**Objective:** Repeat each record below exactly, dropping the pictures.

** Begin Data rows **

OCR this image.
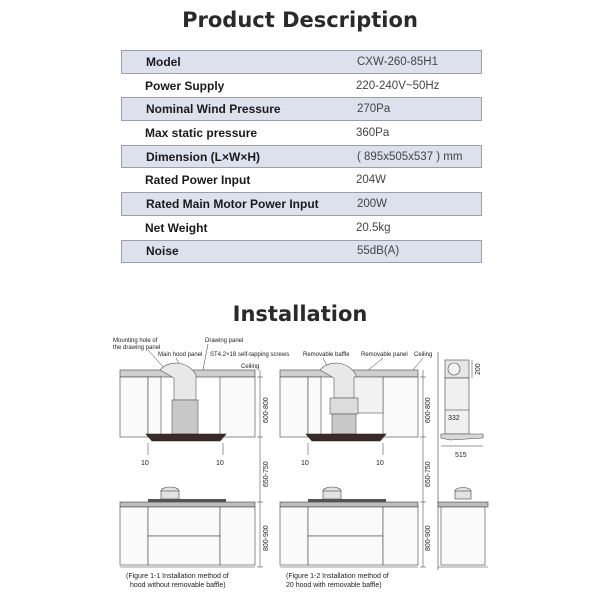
Product Description
Model	CXW-260-85H1
Power Supply	220-240V~50Hz
Nominal Wind Pressure	270Pa
Max static pressure	360Pa
Dimension (L×W×H)	( 895x505x537 ) mm
Rated Power Input	204W
Rated Main Motor Power Input	200W
Net Weight	20.5kg
Noise	55dB(A)
Installation
Mounting hole of
the drawing panel
Drawing panel
Main hood panel ST4.2×18 self-tapping screws
Ceiling
10	10
600-800
650-750
800-900
(Figure 1-1 Installation method of
hood without removable baffle)
Removable baffle Removable panel Ceiling
10	10
600-800
650-750
800-900
(Figure 1-2 Installation method of
20 hood with removable baffle)
200
332
515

** End Data rows **

**Answer in full:**
OCR this image.
Product Description
Model	CXW-260-85H1
Power Supply	220-240V~50Hz
Nominal Wind Pressure	270Pa
Max static pressure	360Pa
Dimension (L×W×H)	( 895x505x537 ) mm
Rated Power Input	204W
Rated Main Motor Power Input	200W
Net Weight	20.5kg
Noise	55dB(A)
Installation
Mounting hole of
the drawing panel
Drawing panel
Main hood panel ST4.2×18 self-tapping screws
Ceiling
10	10
600-800
650-750
800-900
(Figure 1-1 Installation method of
hood without removable baffle)
Removable baffle Removable panel Ceiling
10	10
600-800
650-750
800-900
(Figure 1-2 Installation method of
20 hood with removable baffle)
200
332
515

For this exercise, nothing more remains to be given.